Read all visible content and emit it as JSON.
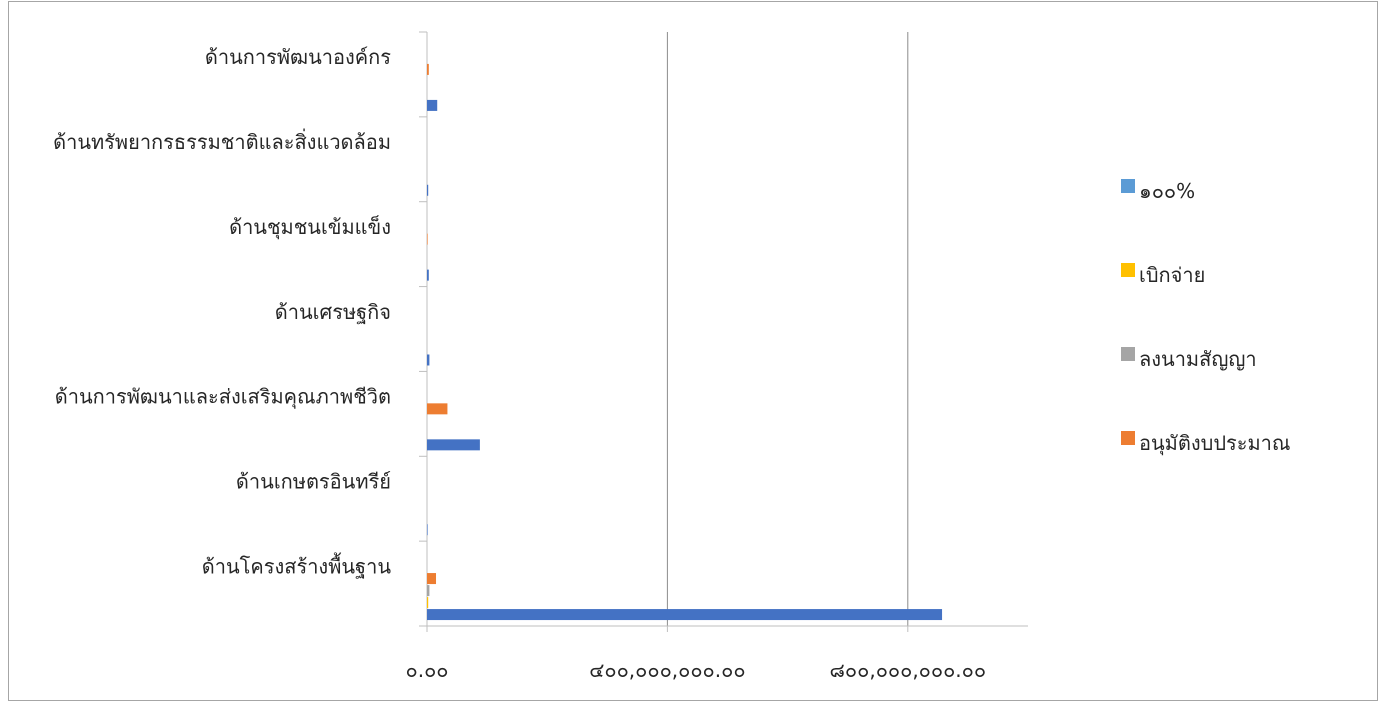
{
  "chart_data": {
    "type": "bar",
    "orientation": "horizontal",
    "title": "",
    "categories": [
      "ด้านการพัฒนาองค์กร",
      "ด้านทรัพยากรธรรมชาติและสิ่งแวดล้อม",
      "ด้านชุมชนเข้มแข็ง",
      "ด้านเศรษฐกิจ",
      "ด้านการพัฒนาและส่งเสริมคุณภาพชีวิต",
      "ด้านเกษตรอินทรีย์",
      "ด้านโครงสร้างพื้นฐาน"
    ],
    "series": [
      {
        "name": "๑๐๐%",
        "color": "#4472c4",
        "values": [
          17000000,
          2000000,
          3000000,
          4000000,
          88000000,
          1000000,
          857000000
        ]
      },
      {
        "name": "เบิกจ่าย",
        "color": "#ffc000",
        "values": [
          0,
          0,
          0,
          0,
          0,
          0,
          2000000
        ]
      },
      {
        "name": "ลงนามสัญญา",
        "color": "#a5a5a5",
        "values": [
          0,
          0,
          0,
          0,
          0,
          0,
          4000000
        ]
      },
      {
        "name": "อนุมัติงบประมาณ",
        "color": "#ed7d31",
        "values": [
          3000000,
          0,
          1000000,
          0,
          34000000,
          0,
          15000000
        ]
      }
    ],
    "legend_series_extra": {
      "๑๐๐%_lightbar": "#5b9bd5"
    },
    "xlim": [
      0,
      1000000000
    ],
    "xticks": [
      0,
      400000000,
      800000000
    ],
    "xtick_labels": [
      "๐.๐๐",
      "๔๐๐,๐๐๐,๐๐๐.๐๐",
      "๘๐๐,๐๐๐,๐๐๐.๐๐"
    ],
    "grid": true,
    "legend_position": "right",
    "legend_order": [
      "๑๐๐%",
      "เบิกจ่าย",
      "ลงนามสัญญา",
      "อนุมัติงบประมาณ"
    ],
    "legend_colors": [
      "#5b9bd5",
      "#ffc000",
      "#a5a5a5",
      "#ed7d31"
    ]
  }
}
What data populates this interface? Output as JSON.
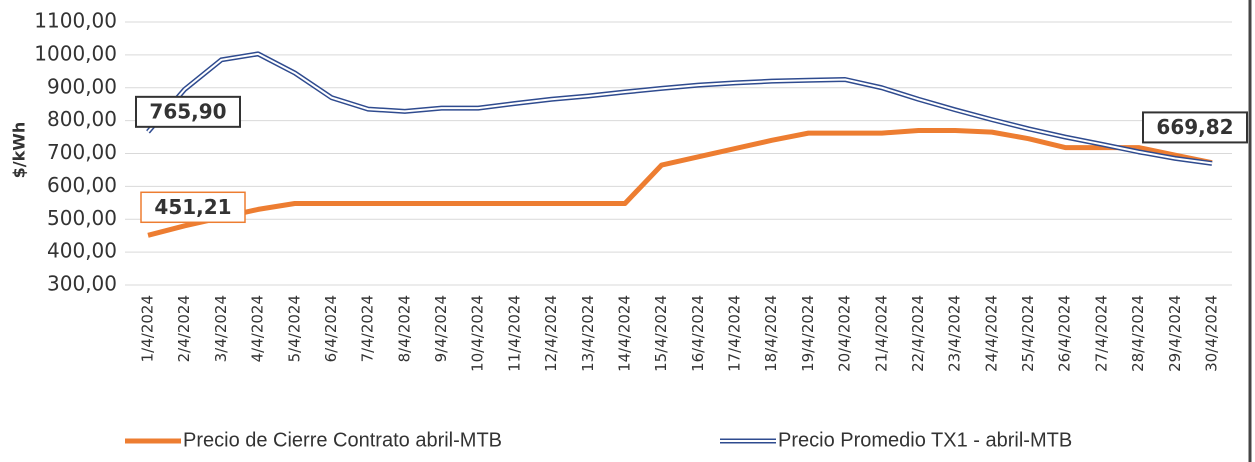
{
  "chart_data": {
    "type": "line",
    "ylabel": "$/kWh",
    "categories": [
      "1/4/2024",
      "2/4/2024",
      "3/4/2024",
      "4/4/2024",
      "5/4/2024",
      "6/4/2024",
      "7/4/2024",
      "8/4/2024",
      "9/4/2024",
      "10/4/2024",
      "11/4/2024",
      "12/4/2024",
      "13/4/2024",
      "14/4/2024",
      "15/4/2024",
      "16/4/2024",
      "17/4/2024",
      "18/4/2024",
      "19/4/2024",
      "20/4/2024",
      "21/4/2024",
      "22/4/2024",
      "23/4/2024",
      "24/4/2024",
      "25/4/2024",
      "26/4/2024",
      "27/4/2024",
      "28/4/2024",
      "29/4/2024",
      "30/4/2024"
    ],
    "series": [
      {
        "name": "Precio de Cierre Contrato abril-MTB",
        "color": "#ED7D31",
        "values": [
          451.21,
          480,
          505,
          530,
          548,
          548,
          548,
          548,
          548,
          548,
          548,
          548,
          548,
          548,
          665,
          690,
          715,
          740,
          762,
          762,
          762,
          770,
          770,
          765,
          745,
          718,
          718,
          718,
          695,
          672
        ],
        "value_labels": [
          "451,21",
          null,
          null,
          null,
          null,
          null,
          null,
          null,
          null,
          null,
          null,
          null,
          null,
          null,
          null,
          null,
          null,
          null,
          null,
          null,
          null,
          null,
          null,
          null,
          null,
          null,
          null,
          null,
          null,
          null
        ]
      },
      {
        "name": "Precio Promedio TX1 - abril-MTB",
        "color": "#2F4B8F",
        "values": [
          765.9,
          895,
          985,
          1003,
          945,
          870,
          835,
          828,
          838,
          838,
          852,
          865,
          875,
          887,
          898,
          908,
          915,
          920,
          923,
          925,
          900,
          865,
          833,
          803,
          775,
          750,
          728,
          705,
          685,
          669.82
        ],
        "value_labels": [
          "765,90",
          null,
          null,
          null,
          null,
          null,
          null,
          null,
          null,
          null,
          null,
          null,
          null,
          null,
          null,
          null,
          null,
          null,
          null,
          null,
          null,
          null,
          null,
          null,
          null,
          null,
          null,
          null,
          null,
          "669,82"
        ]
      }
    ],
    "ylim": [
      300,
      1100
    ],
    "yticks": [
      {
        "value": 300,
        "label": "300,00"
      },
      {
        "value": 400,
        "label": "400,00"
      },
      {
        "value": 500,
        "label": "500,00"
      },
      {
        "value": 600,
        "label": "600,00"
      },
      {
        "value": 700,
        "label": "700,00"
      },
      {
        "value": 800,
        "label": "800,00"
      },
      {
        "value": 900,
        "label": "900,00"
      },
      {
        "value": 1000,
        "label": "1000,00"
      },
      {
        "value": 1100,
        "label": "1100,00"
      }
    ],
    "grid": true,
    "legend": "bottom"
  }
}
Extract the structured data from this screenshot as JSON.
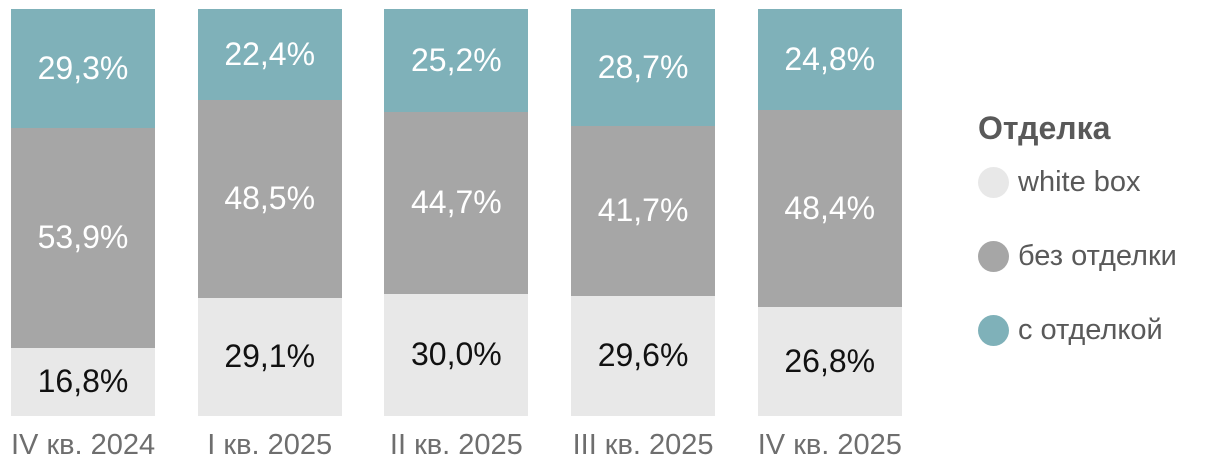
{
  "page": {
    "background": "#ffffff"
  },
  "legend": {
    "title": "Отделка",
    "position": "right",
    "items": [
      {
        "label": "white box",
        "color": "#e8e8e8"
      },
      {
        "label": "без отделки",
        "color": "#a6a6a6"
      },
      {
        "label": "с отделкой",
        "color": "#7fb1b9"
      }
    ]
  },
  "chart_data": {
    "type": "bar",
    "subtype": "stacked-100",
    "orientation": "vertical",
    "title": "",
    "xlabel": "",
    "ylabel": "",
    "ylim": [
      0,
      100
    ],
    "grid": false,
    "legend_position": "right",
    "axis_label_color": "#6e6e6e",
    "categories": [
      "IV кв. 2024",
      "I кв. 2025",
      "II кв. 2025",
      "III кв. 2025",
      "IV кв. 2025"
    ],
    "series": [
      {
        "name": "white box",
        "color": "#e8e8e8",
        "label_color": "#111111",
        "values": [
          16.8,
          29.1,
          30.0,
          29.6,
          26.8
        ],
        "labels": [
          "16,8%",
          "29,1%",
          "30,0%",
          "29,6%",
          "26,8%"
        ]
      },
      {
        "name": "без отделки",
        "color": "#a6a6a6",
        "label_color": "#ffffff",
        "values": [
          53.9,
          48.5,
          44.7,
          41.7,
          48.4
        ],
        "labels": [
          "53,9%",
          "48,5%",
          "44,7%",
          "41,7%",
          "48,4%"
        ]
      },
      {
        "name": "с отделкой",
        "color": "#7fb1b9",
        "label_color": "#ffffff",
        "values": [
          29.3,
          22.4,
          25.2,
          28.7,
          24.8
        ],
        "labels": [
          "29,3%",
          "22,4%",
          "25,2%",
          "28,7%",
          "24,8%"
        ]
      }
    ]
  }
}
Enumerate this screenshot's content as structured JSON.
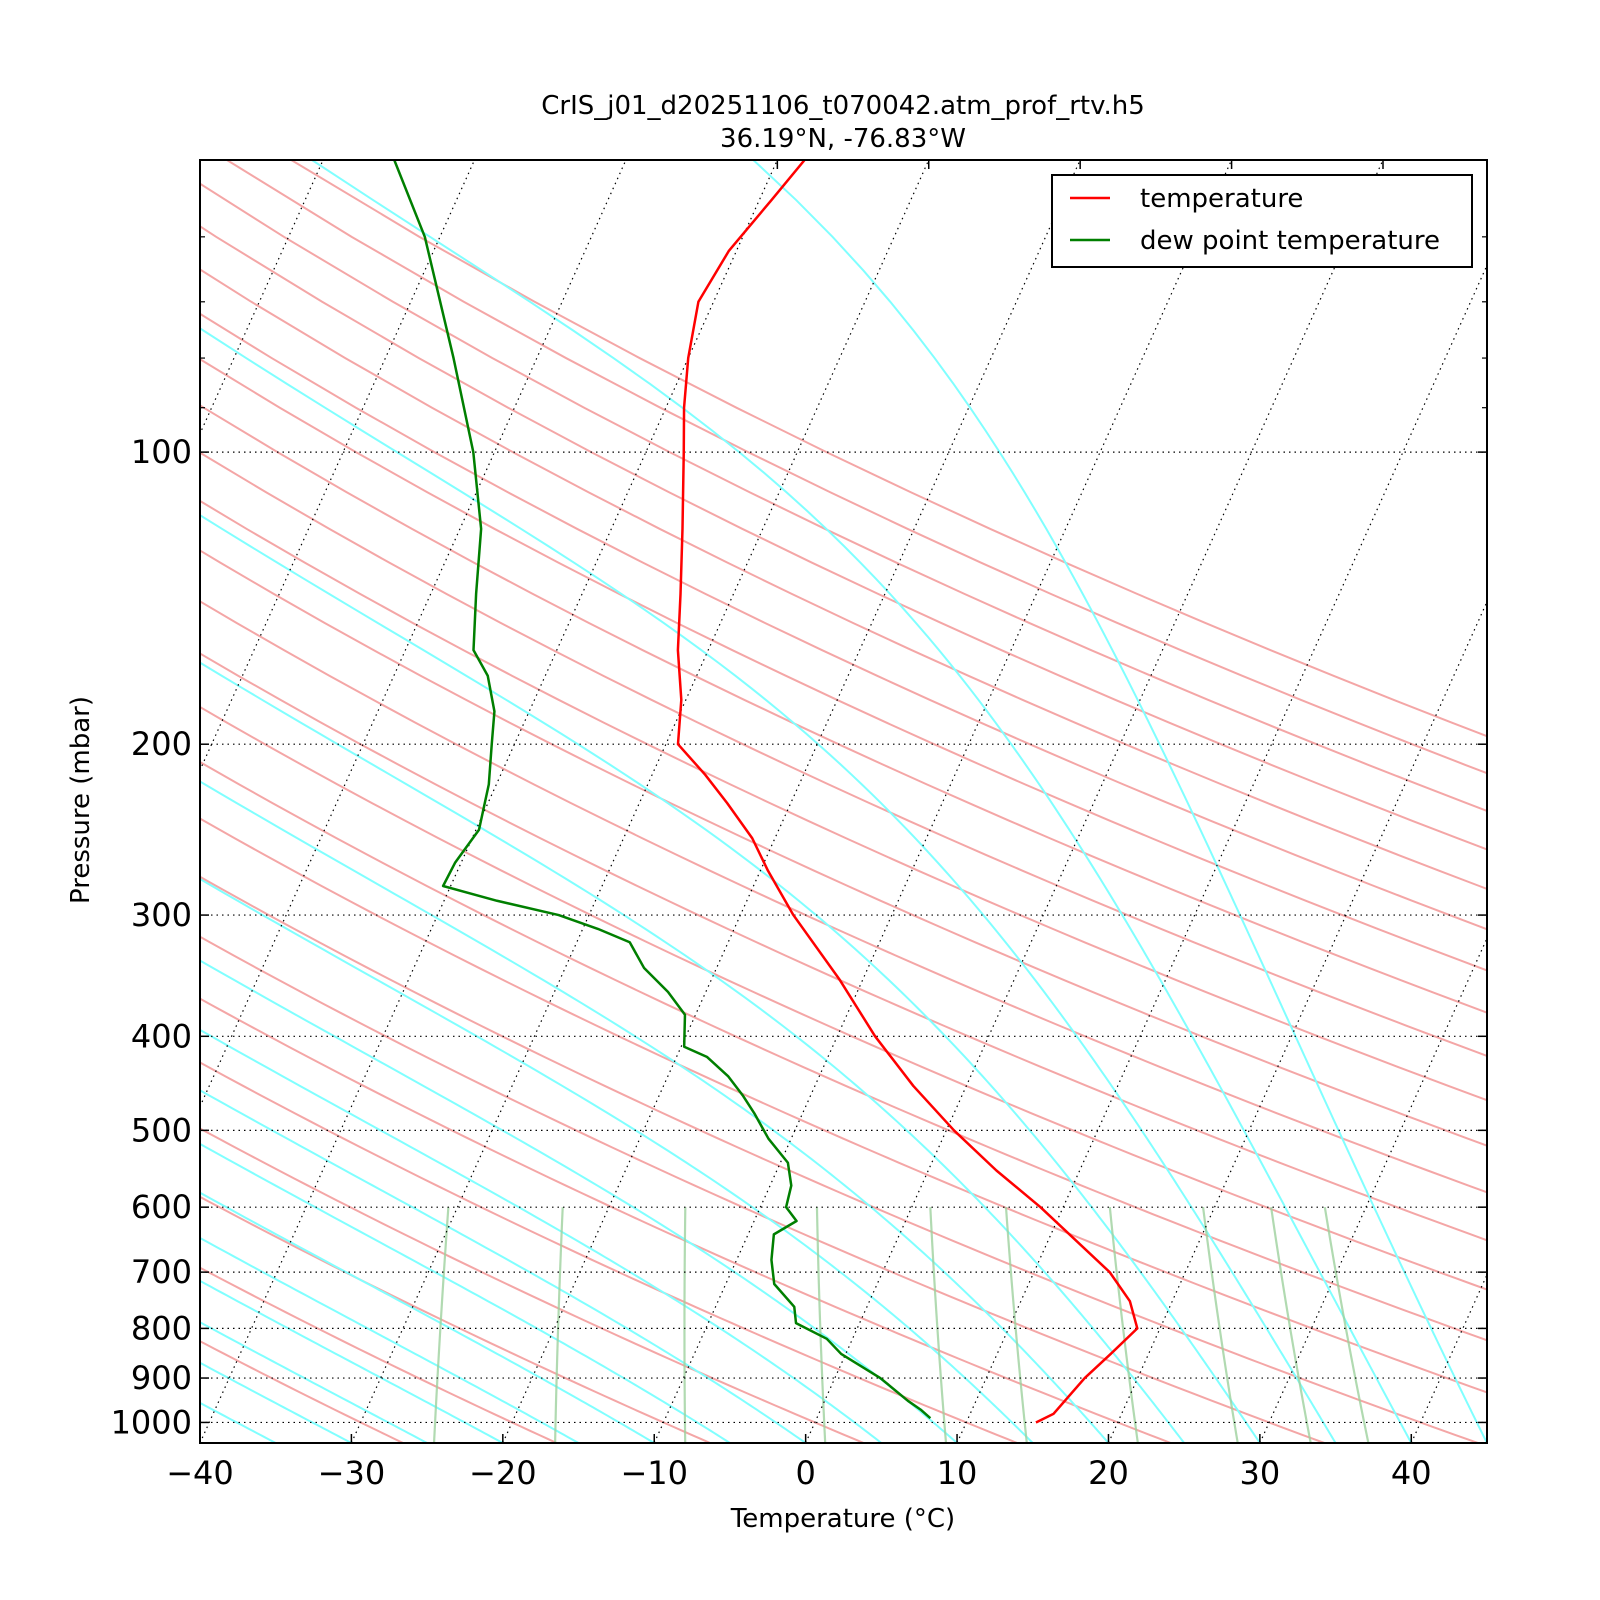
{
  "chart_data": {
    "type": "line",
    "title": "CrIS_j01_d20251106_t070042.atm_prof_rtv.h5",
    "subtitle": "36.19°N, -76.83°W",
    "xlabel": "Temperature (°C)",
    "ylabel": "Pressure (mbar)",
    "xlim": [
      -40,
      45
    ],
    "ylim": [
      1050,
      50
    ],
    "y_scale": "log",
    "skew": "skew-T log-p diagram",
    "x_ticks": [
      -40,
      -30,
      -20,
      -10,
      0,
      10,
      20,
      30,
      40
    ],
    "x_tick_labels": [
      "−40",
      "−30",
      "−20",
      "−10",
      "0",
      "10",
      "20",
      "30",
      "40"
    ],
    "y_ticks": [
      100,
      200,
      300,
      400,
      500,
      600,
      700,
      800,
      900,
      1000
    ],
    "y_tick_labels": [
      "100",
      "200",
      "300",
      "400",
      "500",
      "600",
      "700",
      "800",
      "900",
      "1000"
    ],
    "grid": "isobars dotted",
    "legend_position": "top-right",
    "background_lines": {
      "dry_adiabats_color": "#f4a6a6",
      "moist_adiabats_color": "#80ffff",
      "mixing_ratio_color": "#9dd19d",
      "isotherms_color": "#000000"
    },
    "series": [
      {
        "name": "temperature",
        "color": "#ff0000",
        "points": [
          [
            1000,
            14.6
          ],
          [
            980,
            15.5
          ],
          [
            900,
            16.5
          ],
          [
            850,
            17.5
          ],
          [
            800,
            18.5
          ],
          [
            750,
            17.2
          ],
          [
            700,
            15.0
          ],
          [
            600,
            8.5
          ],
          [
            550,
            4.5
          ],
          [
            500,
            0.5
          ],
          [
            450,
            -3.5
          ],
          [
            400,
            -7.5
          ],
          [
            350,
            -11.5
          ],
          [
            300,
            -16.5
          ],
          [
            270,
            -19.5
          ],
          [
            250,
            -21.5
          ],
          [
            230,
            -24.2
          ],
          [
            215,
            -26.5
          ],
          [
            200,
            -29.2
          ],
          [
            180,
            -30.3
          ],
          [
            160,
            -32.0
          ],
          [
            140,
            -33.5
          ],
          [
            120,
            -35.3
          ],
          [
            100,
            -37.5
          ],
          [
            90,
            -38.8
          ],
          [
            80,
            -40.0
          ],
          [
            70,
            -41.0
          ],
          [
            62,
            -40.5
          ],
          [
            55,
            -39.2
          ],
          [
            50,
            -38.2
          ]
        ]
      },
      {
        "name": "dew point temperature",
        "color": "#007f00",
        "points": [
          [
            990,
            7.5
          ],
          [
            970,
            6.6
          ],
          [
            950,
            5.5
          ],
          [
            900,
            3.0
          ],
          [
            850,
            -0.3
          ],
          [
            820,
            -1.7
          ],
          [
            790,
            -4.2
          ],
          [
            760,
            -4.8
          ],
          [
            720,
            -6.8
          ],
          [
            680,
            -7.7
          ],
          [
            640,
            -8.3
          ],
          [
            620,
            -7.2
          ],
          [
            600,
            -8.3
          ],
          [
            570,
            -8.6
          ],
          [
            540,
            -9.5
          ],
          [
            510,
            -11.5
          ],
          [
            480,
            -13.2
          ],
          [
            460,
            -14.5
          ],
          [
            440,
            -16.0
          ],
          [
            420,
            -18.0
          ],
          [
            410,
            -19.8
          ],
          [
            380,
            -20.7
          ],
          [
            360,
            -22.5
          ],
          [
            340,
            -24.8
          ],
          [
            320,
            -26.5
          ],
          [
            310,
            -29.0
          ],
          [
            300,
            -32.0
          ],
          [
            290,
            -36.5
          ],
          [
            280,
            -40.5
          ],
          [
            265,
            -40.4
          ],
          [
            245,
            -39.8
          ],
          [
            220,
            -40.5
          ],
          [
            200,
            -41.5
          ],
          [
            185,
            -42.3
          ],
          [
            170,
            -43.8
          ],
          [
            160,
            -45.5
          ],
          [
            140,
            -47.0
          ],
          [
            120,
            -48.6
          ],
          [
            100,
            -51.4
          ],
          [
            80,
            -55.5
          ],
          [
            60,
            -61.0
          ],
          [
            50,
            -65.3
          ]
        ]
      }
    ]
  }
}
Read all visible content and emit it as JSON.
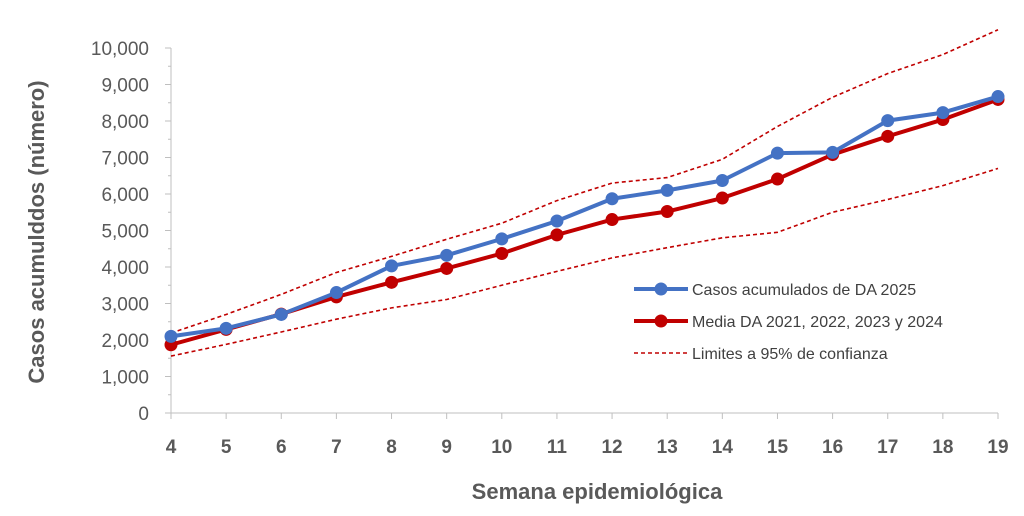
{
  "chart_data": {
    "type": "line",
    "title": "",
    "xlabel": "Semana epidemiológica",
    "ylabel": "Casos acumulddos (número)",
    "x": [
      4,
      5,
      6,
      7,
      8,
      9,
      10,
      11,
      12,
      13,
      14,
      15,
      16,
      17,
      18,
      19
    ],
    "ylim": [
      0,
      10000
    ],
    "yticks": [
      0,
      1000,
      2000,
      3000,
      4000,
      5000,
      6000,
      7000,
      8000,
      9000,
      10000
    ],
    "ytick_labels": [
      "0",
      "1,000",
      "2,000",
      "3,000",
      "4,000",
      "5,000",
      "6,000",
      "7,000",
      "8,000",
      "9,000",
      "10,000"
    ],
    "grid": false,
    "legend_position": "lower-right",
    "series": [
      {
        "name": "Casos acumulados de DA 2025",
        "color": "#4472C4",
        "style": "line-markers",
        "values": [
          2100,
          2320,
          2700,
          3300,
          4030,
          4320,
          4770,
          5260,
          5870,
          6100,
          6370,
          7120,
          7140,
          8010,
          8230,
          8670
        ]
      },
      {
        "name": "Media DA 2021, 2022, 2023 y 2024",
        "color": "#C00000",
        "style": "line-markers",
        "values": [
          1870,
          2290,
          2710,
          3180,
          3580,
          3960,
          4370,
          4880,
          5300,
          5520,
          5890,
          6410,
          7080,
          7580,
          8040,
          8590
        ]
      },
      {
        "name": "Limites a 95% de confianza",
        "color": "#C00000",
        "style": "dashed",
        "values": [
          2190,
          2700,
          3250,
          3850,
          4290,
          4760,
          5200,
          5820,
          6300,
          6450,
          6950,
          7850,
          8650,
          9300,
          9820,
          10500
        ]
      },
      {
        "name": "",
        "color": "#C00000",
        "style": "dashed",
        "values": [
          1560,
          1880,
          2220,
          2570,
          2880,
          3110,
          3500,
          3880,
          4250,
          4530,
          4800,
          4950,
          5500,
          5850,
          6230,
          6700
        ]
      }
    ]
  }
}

## WHAT IS BEING ASKED
Scan the listing above and copy all lines containing the word "ylabel".

## FULL RESPONSE
    "ylabel": "$/kWh",
    "ylabel": "",
    "ylabel": "Pressure (mbar)",
    "ylabel": "Casos acumulddos (número)",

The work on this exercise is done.